[Begin Excerpted data]

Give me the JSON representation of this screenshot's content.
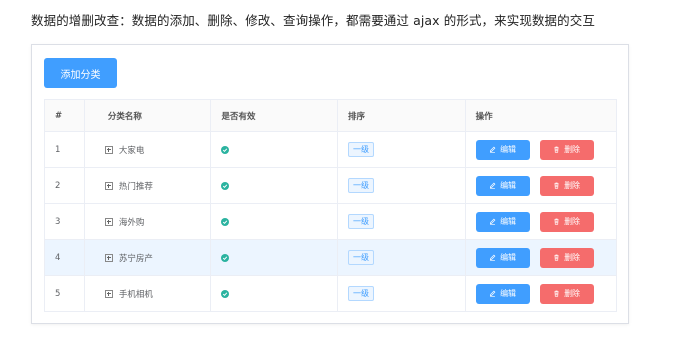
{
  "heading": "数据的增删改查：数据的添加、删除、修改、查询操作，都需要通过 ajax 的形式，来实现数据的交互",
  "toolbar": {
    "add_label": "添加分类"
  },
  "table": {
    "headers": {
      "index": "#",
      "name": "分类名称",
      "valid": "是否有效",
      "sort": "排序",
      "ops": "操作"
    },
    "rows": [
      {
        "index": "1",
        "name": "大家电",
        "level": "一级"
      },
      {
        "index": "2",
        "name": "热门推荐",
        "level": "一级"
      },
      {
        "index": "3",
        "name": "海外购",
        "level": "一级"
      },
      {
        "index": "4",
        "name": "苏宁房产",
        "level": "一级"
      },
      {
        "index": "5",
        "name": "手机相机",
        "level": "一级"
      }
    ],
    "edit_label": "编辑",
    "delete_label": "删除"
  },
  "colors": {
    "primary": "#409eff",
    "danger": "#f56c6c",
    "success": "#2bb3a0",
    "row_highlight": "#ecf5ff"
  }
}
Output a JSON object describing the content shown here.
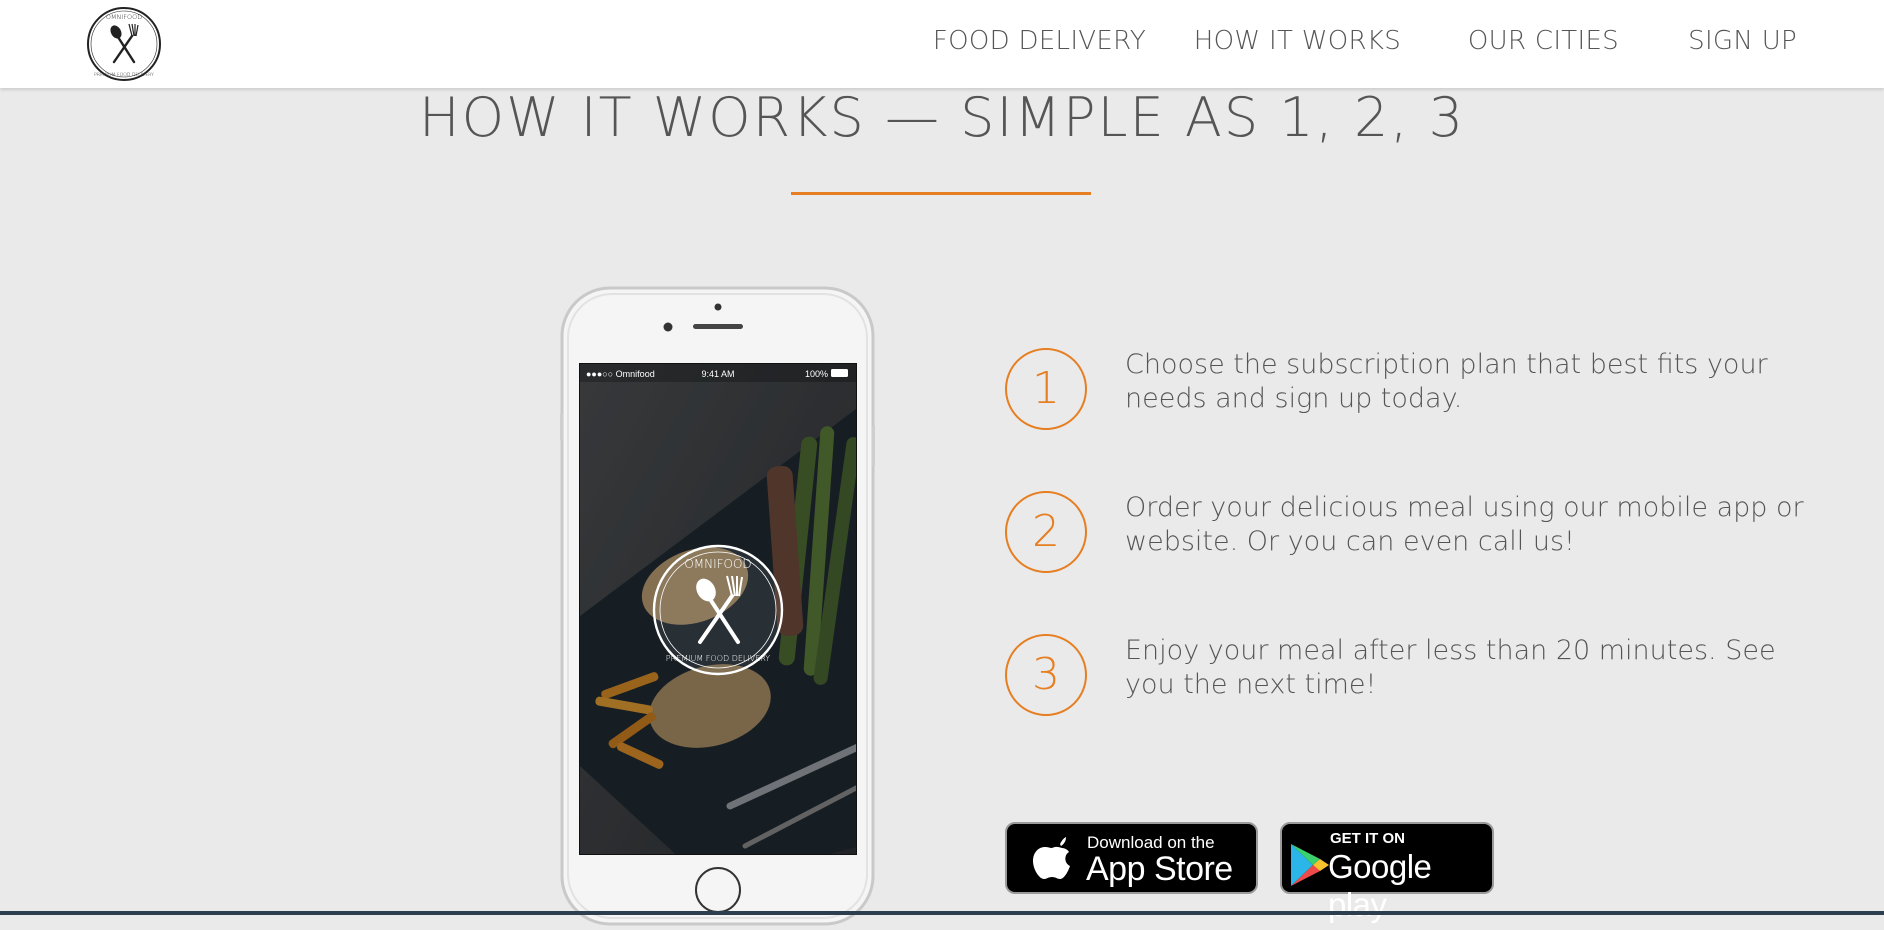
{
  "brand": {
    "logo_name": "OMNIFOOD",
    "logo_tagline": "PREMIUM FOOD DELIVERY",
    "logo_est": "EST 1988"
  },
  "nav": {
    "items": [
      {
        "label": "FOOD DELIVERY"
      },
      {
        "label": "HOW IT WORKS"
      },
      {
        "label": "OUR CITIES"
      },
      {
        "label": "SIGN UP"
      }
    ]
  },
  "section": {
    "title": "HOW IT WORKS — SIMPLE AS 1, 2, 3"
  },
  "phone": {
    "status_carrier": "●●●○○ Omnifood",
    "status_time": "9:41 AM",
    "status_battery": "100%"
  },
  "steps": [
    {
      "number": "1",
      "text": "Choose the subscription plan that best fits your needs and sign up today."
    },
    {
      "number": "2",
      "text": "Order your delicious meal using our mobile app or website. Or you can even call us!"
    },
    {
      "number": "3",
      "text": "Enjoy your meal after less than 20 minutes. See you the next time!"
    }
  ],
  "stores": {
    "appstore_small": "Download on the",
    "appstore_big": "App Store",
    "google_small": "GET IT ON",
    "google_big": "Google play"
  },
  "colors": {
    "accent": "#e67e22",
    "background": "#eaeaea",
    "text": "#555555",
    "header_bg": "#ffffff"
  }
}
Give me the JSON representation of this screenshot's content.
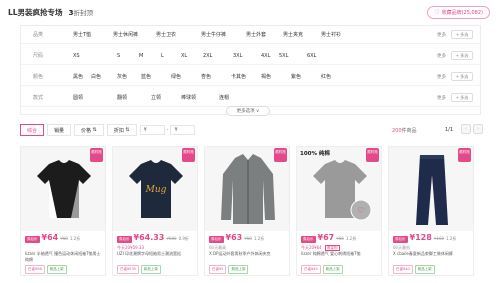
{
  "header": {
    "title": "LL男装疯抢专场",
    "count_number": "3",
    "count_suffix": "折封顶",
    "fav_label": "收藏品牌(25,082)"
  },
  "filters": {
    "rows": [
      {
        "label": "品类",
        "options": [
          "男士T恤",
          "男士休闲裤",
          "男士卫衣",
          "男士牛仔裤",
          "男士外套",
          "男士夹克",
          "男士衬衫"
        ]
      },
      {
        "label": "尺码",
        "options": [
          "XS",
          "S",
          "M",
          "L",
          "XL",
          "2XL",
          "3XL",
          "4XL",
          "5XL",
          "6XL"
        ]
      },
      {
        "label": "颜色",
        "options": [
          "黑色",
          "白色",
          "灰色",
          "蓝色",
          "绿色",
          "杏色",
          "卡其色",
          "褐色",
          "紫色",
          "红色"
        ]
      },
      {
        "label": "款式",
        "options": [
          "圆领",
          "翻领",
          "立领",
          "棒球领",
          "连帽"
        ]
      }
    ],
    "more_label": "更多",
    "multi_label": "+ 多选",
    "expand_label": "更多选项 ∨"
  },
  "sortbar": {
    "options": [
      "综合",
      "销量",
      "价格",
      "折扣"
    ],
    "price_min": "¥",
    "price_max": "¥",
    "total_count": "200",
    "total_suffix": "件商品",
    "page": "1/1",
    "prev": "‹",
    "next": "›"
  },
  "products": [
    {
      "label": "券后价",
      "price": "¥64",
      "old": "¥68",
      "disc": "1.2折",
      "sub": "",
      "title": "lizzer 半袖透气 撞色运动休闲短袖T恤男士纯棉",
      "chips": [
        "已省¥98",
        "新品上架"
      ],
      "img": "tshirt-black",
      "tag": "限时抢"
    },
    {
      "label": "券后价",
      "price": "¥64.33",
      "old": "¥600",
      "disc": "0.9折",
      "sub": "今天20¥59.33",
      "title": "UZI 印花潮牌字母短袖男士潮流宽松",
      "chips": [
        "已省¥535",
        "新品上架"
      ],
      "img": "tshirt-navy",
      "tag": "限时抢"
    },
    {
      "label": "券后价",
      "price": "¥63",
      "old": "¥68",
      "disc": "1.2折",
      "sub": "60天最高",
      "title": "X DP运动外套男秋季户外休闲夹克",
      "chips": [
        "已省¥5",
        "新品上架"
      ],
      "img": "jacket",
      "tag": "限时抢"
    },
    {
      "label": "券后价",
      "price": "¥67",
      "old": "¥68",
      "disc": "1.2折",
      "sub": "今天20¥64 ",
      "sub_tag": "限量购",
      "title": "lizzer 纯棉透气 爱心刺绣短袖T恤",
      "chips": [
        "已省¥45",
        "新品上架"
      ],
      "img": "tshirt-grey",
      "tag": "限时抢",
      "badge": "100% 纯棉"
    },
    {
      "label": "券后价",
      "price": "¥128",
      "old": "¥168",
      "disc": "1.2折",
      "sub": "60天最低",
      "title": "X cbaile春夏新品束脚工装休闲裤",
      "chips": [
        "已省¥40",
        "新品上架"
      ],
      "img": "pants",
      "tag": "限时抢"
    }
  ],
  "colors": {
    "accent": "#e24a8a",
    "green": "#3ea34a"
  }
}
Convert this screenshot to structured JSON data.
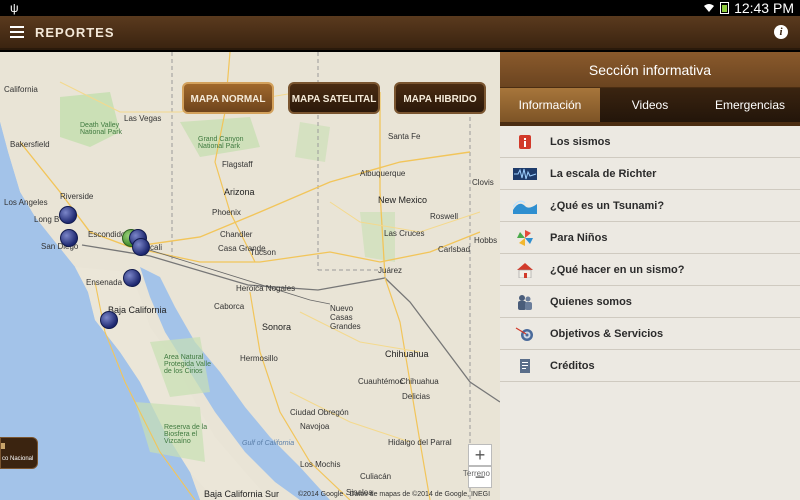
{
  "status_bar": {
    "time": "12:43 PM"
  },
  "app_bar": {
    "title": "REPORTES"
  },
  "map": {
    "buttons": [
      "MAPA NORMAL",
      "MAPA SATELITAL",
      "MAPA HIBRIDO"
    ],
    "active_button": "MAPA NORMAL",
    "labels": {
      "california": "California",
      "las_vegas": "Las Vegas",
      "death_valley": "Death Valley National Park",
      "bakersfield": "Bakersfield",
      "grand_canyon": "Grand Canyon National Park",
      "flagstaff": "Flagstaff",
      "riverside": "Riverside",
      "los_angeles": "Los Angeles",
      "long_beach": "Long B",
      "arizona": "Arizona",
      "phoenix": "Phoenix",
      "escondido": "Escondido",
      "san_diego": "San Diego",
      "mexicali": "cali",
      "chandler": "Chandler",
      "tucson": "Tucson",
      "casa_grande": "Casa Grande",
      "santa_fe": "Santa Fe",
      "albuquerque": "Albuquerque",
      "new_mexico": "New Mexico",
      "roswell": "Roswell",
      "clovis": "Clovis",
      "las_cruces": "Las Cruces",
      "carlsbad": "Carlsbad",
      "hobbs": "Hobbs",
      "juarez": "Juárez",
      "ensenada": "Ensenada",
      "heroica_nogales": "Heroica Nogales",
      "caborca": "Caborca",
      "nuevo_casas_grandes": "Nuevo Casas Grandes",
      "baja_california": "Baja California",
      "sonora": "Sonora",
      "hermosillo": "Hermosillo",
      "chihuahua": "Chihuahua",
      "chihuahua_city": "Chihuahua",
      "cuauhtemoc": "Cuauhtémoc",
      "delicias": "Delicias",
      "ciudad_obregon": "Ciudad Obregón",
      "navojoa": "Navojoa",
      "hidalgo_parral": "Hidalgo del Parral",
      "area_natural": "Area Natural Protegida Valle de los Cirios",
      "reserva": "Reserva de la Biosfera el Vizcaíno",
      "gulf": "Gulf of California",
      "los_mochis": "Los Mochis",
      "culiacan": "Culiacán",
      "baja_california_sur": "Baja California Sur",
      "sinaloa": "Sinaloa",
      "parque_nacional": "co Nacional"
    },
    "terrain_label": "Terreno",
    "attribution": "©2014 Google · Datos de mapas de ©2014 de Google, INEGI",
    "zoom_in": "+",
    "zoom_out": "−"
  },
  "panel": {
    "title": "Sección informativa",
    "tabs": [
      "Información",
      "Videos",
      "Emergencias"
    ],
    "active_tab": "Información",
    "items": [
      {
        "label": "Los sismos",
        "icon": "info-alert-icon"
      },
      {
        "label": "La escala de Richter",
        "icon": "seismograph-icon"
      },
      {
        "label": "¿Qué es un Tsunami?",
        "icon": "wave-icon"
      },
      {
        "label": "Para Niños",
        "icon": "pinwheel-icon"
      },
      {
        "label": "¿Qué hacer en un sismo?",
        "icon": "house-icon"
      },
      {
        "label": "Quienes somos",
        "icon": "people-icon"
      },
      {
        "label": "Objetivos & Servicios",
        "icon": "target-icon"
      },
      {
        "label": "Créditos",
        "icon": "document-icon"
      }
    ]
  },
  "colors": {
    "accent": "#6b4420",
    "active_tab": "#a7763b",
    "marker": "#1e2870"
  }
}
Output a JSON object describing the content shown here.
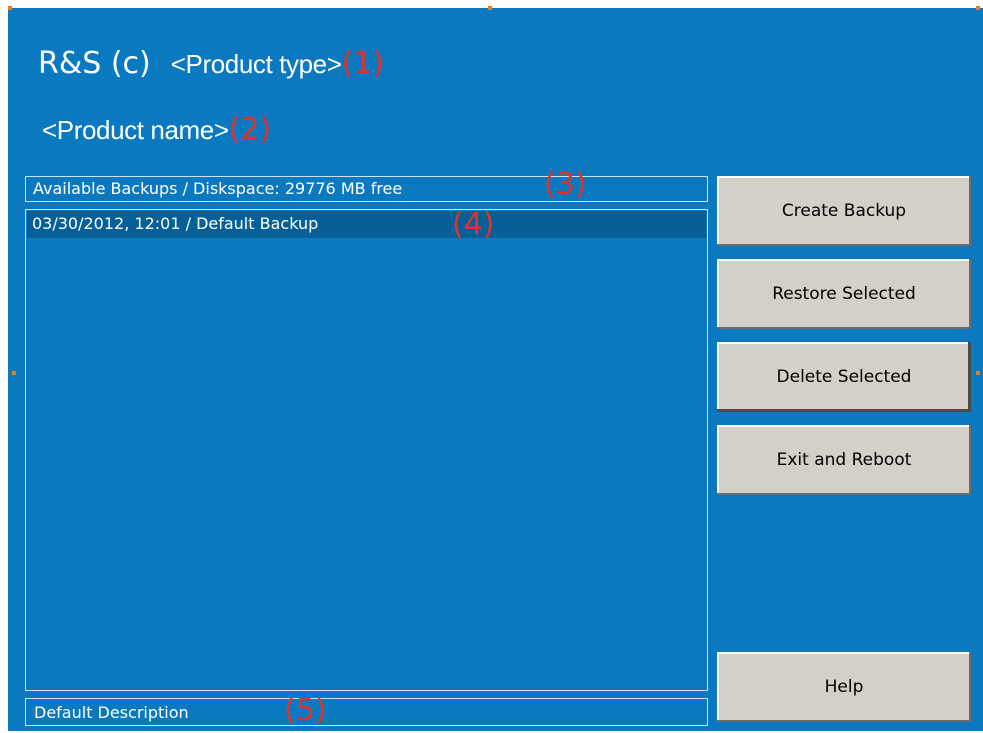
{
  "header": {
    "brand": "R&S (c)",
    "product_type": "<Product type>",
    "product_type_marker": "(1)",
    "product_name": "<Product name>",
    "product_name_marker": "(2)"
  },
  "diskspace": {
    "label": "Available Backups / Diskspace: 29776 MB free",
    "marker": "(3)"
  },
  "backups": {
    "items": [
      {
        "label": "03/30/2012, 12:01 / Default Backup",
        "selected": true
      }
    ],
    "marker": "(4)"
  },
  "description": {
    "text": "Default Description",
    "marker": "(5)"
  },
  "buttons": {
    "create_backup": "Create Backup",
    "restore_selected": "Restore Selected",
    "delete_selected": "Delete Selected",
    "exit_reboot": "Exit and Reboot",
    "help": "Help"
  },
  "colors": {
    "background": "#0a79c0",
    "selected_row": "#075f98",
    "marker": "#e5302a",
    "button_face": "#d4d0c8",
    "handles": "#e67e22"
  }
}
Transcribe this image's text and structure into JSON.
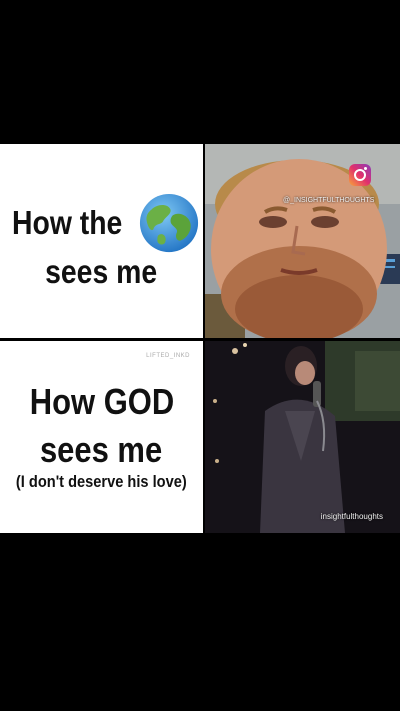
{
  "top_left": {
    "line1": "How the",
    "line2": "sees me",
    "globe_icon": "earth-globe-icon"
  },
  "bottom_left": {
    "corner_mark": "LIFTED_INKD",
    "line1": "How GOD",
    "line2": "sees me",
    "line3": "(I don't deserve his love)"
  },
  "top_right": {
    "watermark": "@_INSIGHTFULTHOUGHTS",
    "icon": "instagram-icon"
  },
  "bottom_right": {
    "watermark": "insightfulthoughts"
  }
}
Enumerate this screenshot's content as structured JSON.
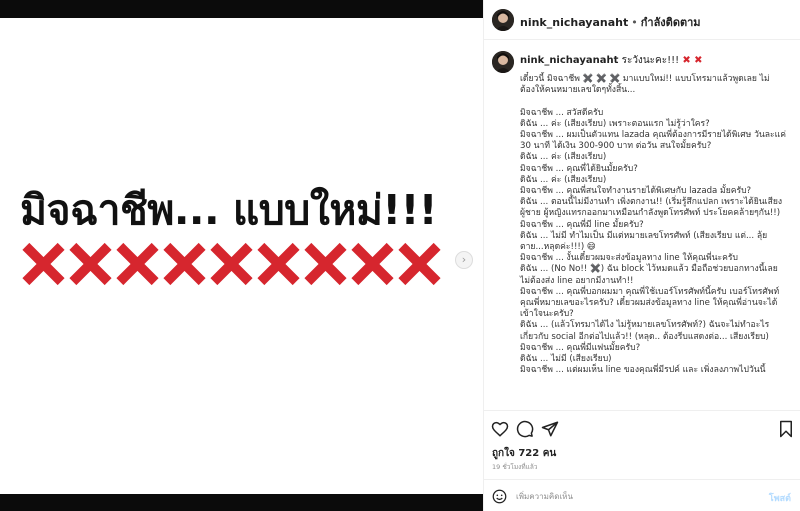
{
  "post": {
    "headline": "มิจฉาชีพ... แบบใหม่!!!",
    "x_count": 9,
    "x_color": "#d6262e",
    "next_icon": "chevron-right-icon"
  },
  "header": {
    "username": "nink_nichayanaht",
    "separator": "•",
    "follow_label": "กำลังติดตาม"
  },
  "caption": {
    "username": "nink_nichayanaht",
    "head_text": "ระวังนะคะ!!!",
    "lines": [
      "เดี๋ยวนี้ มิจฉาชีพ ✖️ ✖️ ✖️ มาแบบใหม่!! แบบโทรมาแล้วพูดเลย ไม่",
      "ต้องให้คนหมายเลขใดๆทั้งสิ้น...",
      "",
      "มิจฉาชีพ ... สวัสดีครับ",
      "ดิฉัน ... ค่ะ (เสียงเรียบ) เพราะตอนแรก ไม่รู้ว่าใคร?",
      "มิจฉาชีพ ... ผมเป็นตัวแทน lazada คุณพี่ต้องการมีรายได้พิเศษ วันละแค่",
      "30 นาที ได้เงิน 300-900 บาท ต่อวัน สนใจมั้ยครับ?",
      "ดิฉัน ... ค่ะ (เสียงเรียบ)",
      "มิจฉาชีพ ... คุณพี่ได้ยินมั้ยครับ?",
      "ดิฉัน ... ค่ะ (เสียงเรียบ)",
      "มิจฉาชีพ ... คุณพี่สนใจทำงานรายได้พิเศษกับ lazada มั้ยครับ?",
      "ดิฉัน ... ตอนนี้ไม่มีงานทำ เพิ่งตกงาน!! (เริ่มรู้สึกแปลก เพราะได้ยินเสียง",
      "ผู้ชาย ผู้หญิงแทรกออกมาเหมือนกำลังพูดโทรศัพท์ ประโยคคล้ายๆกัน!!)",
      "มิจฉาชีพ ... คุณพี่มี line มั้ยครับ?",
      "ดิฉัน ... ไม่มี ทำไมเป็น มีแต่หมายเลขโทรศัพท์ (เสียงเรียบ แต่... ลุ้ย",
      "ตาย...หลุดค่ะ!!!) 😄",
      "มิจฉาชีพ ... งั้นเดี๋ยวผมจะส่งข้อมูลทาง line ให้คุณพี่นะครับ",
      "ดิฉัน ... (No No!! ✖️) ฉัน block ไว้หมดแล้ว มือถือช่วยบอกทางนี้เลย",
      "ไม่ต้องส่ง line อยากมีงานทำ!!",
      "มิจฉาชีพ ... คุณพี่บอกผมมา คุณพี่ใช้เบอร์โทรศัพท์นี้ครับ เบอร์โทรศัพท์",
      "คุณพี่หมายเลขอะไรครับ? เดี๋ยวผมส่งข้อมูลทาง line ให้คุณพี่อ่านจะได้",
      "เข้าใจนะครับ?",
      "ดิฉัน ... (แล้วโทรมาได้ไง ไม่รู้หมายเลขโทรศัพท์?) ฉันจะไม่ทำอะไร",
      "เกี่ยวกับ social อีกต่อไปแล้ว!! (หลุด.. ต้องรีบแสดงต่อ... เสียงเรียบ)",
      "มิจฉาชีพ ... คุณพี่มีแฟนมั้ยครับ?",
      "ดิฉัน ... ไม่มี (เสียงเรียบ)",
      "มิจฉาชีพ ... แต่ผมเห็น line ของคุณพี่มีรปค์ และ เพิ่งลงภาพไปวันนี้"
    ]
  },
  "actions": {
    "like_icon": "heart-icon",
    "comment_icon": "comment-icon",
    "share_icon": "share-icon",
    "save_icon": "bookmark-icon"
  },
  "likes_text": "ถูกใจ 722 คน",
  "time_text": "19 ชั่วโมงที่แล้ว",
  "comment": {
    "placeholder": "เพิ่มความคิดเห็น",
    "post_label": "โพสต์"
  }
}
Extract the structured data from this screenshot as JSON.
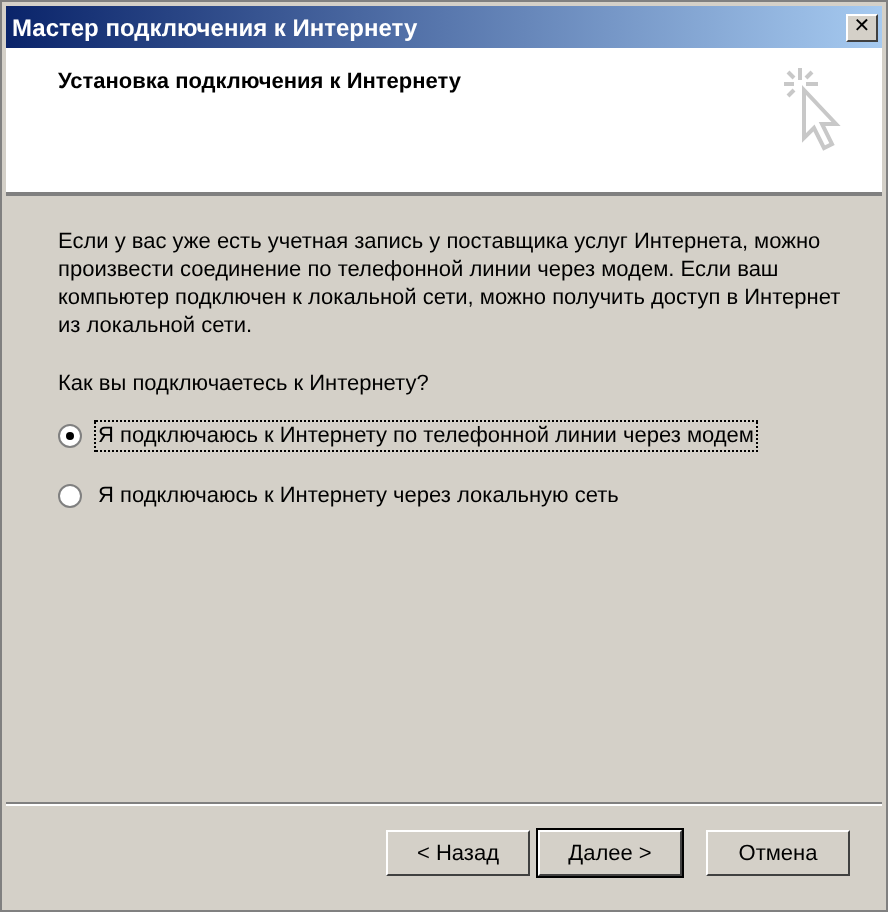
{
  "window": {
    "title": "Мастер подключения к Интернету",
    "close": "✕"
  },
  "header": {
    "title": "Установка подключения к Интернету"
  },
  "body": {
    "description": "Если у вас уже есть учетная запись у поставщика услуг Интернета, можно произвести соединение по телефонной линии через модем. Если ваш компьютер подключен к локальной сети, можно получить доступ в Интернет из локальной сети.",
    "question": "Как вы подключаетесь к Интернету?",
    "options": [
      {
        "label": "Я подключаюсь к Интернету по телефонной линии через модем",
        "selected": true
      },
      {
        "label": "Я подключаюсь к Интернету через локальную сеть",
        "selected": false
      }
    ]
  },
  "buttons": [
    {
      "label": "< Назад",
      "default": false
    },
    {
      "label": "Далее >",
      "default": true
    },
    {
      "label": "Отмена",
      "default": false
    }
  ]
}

[End Excerpted data]

*What the exercise asks*:
Gather and return every line that holds the string "Интернету".

*Result of this exercise*:
    "title": "Мастер подключения к Интернету",
    "title": "Установка подключения к Интернету"
    "question": "Как вы подключаетесь к Интернету?",
        "label": "Я подключаюсь к Интернету по телефонной линии через модем",
        "label": "Я подключаюсь к Интернету через локальную сеть",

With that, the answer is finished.